• [WHAT THE EXERCISE ASKS] Copy out each line exactly; pictures stay out of the copy.

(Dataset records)
- - -
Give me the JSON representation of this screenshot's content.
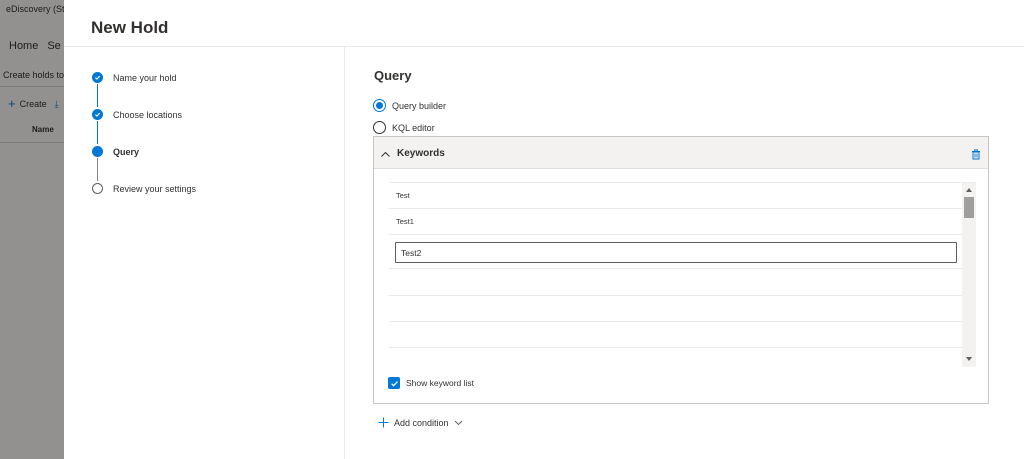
{
  "background": {
    "app_title": "eDiscovery (Sta",
    "nav": [
      "Home",
      "Se"
    ],
    "description": "Create holds to",
    "toolbar": {
      "create_label": "Create"
    },
    "column_name": "Name"
  },
  "panel": {
    "title": "New Hold",
    "steps": [
      {
        "label": "Name your hold",
        "status": "completed"
      },
      {
        "label": "Choose locations",
        "status": "completed"
      },
      {
        "label": "Query",
        "status": "current"
      },
      {
        "label": "Review your settings",
        "status": "pending"
      }
    ],
    "query": {
      "section_title": "Query",
      "options": [
        {
          "label": "Query builder",
          "selected": true
        },
        {
          "label": "KQL editor",
          "selected": false
        }
      ],
      "keywords": {
        "title": "Keywords",
        "items": [
          "Test",
          "Test1"
        ],
        "input_value": "Test2",
        "show_keyword_list": {
          "label": "Show keyword list",
          "checked": true
        }
      },
      "add_condition_label": "Add condition"
    }
  },
  "colors": {
    "accent": "#0078d4",
    "text": "#323130",
    "border": "#c8c6c4"
  }
}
- - -
• [SOLUTION TO THE EXERCISE]
Give me the JSON representation of this screenshot's content.
{
  "background": {
    "app_title": "eDiscovery (Sta",
    "nav": [
      "Home",
      "Se"
    ],
    "description": "Create holds to",
    "toolbar": {
      "create_label": "Create"
    },
    "column_name": "Name"
  },
  "panel": {
    "title": "New Hold",
    "steps": [
      {
        "label": "Name your hold",
        "status": "completed"
      },
      {
        "label": "Choose locations",
        "status": "completed"
      },
      {
        "label": "Query",
        "status": "current"
      },
      {
        "label": "Review your settings",
        "status": "pending"
      }
    ],
    "query": {
      "section_title": "Query",
      "options": [
        {
          "label": "Query builder",
          "selected": true
        },
        {
          "label": "KQL editor",
          "selected": false
        }
      ],
      "keywords": {
        "title": "Keywords",
        "items": [
          "Test",
          "Test1"
        ],
        "input_value": "Test2",
        "show_keyword_list": {
          "label": "Show keyword list",
          "checked": true
        }
      },
      "add_condition_label": "Add condition"
    }
  },
  "colors": {
    "accent": "#0078d4",
    "text": "#323130",
    "border": "#c8c6c4"
  }
}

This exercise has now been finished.